# What you should do
Turn the abstract's paragraph that begins "Nanoparticles grafted with a dense brush" into a short bulleted list that keeps its main facts.

-- Start Supplied passage --

Abstract
Nanoparticles grafted with a dense brush of hydrophilic polymers exhibit high colloidal stability. However, reversible aggregation can be triggered by an increase in temperature if the polymer is thermoresponsive, as the polymer shell partly loses its hydration. We investigate the role of nanoparticle curvature on the critical solution temperature (CST) of grafted poly(2-isopropyl-2-oxazoline) (PiPOx) and critical flocculation temperature (CFT) of the core-shell nanoparticle dispersion. Cores with diameters ranging from 5 to 21 nm were studied by temperature-cycled dynamic light scattering and differential scanning calorimetry over a large range of concentrations. We show that core size and curvature only have a minor influence on particle aggregation (CFT and cluster size), while they have major influence on the CST of the polymer shell. The densely grafted shells exhibit three distinct solvation transitions, the relative contributions of each is controlled by the core curvature. We link these transitions to different polymer density regimes within the spherical brush and demonstrate that the CST of the innermost part of the brush coincides with the CFT of the particle dispersion.

-- End Supplied passage --
-- Start Given information --

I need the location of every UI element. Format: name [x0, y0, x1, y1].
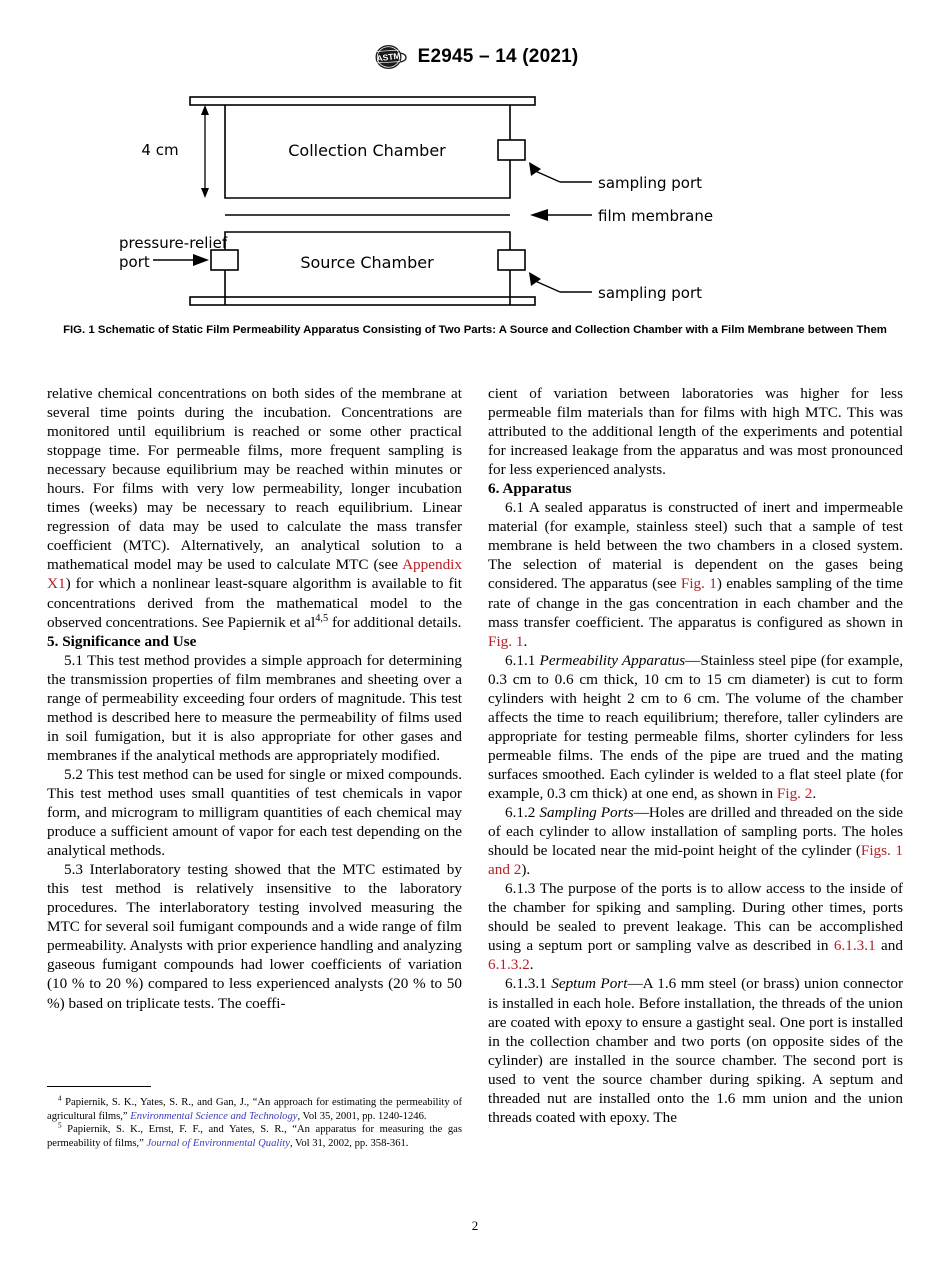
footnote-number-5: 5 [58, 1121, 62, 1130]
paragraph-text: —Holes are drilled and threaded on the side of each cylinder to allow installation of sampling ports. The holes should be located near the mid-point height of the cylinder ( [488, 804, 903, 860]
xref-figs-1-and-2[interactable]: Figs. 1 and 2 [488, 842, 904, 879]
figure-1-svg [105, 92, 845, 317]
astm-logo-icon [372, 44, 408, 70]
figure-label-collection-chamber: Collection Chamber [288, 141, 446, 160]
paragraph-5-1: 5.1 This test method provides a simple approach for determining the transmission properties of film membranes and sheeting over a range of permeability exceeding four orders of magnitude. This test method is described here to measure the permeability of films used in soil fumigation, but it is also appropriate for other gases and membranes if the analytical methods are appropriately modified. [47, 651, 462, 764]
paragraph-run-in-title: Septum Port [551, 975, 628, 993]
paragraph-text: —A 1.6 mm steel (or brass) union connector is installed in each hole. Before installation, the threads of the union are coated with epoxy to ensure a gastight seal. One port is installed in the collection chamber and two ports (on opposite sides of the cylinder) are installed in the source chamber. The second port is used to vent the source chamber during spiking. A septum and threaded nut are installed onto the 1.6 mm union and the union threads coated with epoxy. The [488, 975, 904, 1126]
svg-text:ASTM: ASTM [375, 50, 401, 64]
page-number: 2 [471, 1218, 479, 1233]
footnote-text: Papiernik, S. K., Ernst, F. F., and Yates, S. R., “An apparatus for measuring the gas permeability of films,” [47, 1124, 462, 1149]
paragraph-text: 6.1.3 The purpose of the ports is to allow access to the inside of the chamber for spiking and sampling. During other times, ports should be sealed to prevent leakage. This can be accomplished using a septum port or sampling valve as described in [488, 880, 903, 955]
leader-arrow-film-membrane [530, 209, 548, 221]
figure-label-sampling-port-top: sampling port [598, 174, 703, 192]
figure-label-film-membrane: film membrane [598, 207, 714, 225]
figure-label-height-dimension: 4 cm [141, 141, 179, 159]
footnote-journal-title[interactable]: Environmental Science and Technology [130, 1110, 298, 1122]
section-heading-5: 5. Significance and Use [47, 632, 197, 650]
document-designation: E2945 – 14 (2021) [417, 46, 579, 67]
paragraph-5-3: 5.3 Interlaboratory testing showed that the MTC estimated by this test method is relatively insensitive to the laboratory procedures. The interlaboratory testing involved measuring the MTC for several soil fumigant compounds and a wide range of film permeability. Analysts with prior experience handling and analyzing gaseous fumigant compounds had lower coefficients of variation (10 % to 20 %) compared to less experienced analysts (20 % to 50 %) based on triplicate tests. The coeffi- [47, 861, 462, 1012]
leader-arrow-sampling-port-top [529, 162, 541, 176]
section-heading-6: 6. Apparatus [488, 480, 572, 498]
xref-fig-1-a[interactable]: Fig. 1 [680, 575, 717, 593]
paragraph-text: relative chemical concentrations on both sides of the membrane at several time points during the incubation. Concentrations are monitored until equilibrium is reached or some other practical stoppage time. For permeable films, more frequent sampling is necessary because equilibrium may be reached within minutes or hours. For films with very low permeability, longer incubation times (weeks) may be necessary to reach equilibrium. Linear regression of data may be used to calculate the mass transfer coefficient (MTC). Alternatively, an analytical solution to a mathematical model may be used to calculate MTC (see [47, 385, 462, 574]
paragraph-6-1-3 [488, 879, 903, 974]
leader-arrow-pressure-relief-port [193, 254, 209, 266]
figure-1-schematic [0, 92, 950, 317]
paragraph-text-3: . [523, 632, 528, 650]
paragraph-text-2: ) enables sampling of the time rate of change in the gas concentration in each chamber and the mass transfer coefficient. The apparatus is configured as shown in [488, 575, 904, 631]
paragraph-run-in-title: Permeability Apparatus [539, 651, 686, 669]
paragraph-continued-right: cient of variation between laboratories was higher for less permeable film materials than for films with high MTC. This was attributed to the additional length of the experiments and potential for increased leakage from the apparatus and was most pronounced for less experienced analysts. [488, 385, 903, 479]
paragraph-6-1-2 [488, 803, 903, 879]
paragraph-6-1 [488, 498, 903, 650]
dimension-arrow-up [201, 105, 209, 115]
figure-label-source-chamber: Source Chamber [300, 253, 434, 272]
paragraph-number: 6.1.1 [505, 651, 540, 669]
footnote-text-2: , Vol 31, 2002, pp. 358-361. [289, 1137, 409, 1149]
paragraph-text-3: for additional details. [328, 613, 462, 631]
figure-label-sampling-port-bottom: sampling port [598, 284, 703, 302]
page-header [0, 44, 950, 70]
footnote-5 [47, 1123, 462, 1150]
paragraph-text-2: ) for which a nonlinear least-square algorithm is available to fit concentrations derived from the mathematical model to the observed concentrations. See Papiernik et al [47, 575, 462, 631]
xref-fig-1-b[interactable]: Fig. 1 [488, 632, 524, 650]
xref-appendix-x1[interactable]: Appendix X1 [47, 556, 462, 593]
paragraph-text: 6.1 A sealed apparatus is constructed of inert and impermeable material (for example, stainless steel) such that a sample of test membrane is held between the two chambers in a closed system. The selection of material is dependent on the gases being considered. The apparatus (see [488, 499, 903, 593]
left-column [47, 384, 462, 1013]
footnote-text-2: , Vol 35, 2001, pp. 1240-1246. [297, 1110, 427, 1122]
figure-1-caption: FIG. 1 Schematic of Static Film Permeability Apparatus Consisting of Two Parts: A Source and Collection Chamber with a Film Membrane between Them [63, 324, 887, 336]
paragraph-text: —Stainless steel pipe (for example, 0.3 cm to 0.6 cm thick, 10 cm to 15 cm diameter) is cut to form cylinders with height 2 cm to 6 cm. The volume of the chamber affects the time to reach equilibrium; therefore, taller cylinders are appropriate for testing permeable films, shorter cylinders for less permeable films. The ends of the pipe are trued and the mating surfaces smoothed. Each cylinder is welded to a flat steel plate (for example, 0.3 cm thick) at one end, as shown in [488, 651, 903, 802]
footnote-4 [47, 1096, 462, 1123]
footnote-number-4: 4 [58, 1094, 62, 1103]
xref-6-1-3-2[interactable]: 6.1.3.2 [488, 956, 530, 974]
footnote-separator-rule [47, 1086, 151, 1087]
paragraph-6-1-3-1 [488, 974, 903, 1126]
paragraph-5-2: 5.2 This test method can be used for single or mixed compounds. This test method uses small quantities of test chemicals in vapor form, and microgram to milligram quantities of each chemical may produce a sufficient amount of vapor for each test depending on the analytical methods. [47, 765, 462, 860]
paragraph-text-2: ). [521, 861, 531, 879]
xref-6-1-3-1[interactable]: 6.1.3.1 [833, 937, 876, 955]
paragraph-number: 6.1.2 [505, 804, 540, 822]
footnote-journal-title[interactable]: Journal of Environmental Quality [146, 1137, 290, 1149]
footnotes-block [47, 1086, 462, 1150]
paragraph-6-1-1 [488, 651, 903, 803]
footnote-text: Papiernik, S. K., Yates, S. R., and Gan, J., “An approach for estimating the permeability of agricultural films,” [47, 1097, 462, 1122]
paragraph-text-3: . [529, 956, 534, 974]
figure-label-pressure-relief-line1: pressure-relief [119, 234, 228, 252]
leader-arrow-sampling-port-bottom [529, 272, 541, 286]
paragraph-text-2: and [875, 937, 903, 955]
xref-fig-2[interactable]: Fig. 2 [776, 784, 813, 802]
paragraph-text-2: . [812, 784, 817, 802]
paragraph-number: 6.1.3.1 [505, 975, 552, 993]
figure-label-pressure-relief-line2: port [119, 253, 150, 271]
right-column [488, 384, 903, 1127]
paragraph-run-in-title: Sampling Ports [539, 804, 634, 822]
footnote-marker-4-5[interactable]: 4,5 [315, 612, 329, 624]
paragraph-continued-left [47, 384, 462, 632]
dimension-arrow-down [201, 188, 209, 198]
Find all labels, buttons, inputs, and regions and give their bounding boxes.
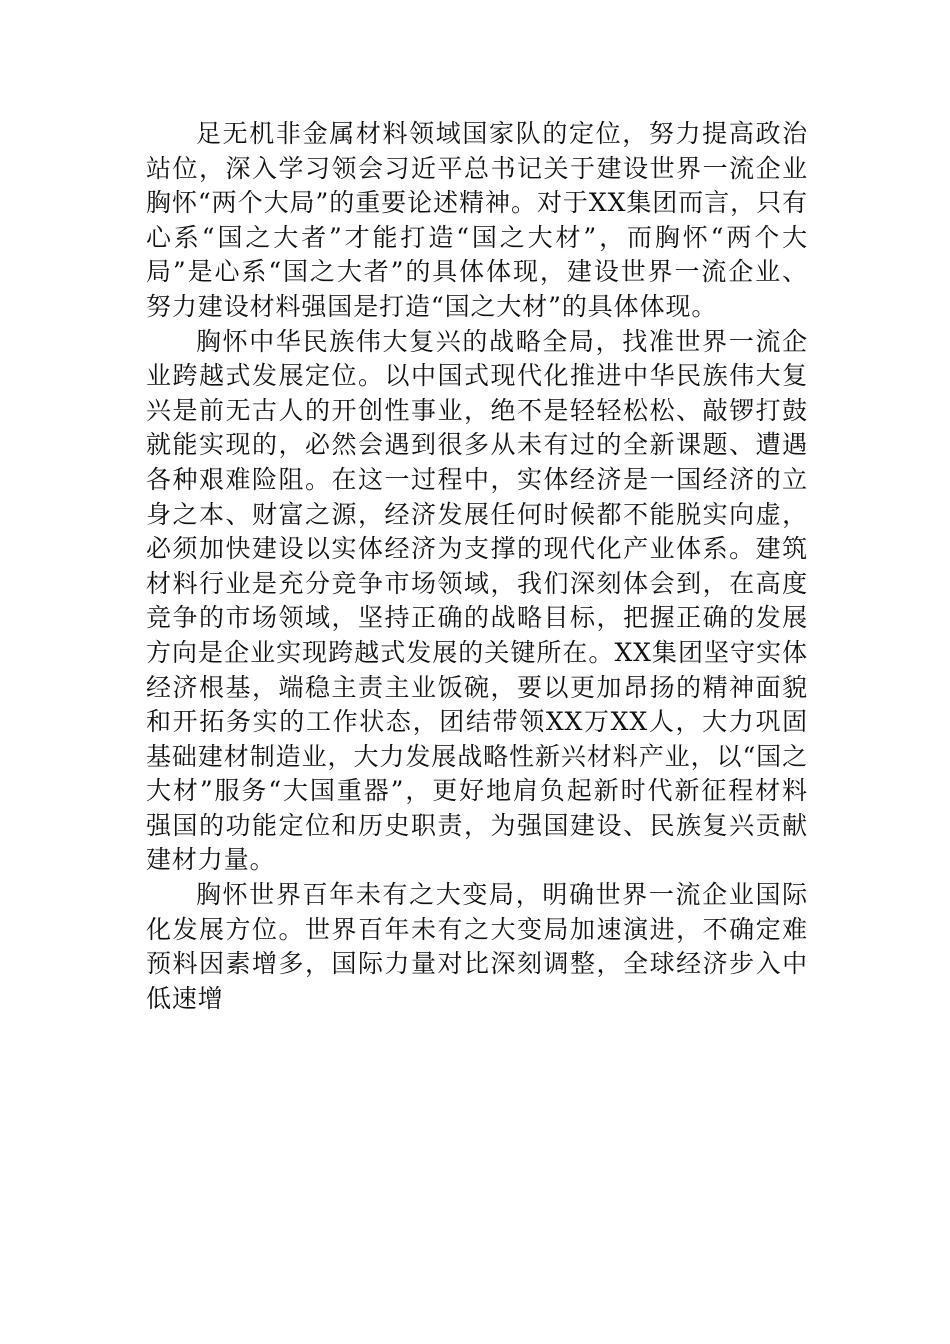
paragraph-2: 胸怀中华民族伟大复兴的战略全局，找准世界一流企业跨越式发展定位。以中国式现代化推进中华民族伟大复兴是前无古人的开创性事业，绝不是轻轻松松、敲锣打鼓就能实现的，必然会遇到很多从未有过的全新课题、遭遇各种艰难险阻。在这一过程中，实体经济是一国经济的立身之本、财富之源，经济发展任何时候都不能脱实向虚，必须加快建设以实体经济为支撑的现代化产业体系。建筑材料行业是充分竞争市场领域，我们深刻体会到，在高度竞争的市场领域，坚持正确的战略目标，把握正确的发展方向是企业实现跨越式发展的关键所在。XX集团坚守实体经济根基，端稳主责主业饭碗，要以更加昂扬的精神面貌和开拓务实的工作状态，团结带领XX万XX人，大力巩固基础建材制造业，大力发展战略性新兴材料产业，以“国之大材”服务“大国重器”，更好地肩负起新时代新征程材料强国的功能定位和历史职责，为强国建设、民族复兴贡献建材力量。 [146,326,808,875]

-- End Given information --

# Result of this task
- Nanoparticles densely grafted with hydrophilic polymer brushes are colloidally stable.
- If the polymer is thermoresponsive, heating can trigger reversible aggregation because the shell partly loses its hydration.
- The study examines how core curvature affects the critical solution temperature (CST) of grafted poly(2-isopropyl-2-oxazoline) (PiPOx) and the critical flocculation temperature (CFT) of the core-shell dispersion.
- Cores 5 to 21 nm in diameter were tested over a wide concentration range using temperature-cycled dynamic light scattering and differential scanning calorimetry.
- Core size and curvature have only a minor effect on aggregation (CFT and cluster size) but a major effect on the shell's CST.
- Dense shells show three distinct solvation transitions, and core curvature sets their relative contributions.
- These transitions correspond to different polymer density regimes in the spherical brush.
- The CST of the innermost part of the brush matches the dispersion's CFT.